**WHAT YOU HAVE TO DO:**
Take every line from the material that has the word "color" in it.

**DATASET:**
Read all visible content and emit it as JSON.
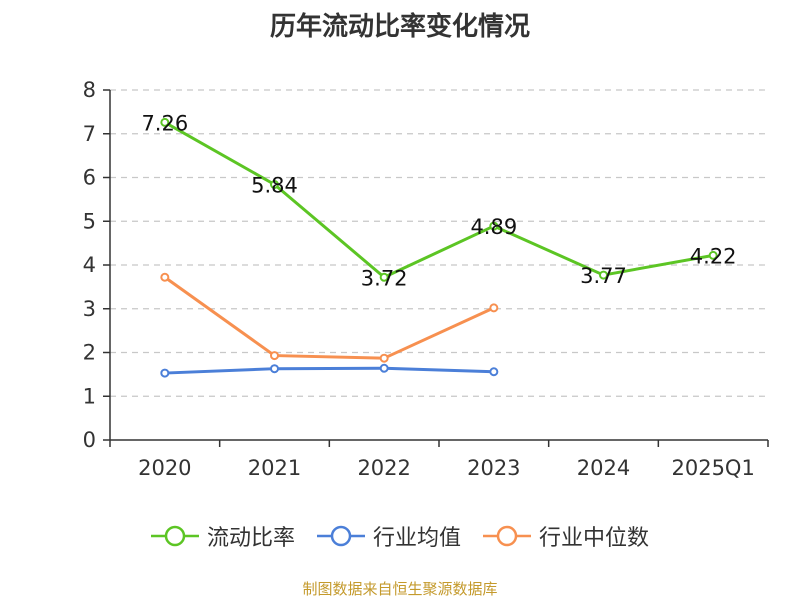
{
  "chart_data": {
    "type": "line",
    "title": "历年流动比率变化情况",
    "categories": [
      "2020",
      "2021",
      "2022",
      "2023",
      "2024",
      "2025Q1"
    ],
    "ylim": [
      0,
      8
    ],
    "yticks": [
      0,
      1,
      2,
      3,
      4,
      5,
      6,
      7,
      8
    ],
    "grid": true,
    "legend_position": "bottom",
    "series": [
      {
        "name": "流动比率",
        "color": "#5cc524",
        "values": [
          7.26,
          5.84,
          3.72,
          4.89,
          3.77,
          4.22
        ],
        "labels": [
          "7.26",
          "5.84",
          "3.72",
          "4.89",
          "3.77",
          "4.22"
        ]
      },
      {
        "name": "行业均值",
        "color": "#4b7fd8",
        "values": [
          1.53,
          1.63,
          1.64,
          1.56,
          null,
          null
        ]
      },
      {
        "name": "行业中位数",
        "color": "#f79050",
        "values": [
          3.72,
          1.93,
          1.87,
          3.02,
          null,
          null
        ]
      }
    ]
  },
  "source": "制图数据来自恒生聚源数据库"
}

**THE ANSWER:**
        "color": "#5cc524",
        "color": "#4b7fd8",
        "color": "#f79050",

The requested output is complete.